-- begin Records for the exercise --
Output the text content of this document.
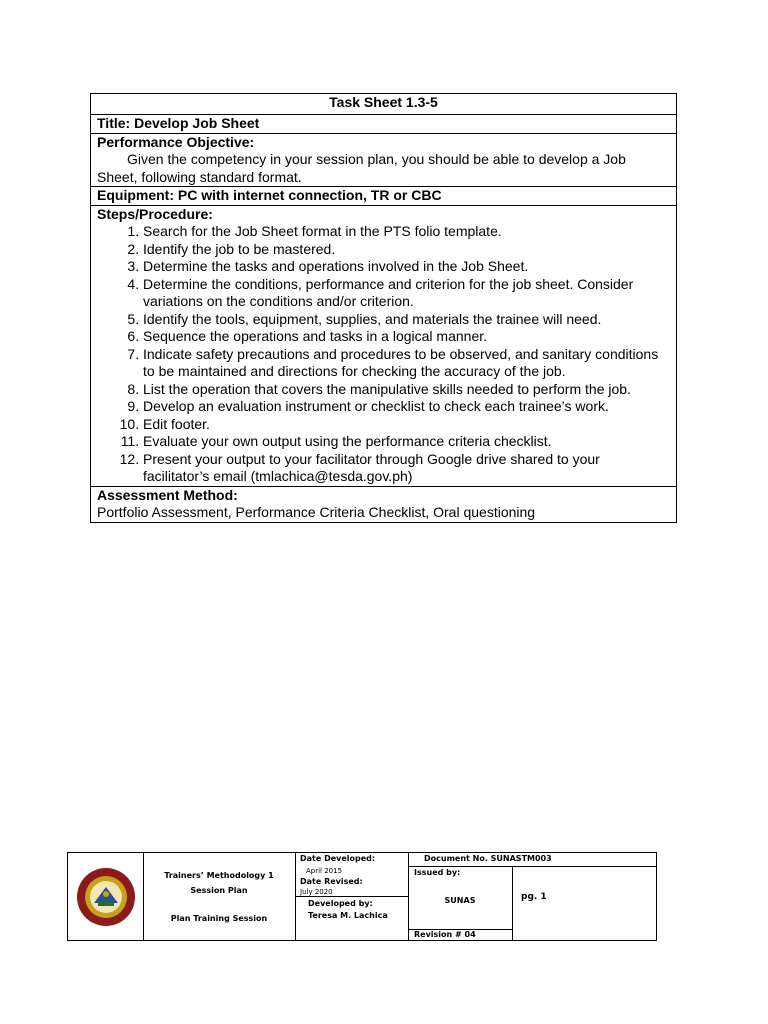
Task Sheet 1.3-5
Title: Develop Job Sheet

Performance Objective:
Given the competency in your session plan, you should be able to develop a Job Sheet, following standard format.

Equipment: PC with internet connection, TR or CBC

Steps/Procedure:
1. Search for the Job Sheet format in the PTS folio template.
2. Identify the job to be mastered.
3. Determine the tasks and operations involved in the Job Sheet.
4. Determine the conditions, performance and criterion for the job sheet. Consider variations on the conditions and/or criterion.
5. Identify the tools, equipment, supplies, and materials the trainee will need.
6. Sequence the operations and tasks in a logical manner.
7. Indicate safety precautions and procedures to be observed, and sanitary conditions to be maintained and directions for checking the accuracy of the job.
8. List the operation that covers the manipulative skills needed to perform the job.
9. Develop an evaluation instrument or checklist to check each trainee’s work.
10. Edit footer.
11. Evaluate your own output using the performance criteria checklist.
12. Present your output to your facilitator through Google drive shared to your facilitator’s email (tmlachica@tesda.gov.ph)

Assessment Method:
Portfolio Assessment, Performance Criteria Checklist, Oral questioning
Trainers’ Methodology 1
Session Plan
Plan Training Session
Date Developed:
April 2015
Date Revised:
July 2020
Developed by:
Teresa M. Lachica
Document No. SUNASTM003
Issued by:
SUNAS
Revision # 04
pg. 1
-- end Records for the exercise --
[What you should do]
Exactly reproduce the entries above, minus the pictures.

[Finished task]
Output the text content of this document.
Task Sheet 1.3-5
Title: Develop Job Sheet

Performance Objective:
Given the competency in your session plan, you should be able to develop a Job Sheet, following standard format.

Equipment: PC with internet connection, TR or CBC

Steps/Procedure:
1. Search for the Job Sheet format in the PTS folio template.
2. Identify the job to be mastered.
3. Determine the tasks and operations involved in the Job Sheet.
4. Determine the conditions, performance and criterion for the job sheet. Consider variations on the conditions and/or criterion.
5. Identify the tools, equipment, supplies, and materials the trainee will need.
6. Sequence the operations and tasks in a logical manner.
7. Indicate safety precautions and procedures to be observed, and sanitary conditions to be maintained and directions for checking the accuracy of the job.
8. List the operation that covers the manipulative skills needed to perform the job.
9. Develop an evaluation instrument or checklist to check each trainee’s work.
10. Edit footer.
11. Evaluate your own output using the performance criteria checklist.
12. Present your output to your facilitator through Google drive shared to your facilitator’s email (tmlachica@tesda.gov.ph)

Assessment Method:
Portfolio Assessment, Performance Criteria Checklist, Oral questioning
Trainers’ Methodology 1
Session Plan
Plan Training Session
Date Developed:
April 2015
Date Revised:
July 2020
Developed by:
Teresa M. Lachica
Document No. SUNASTM003
Issued by:
SUNAS
Revision # 04
pg. 1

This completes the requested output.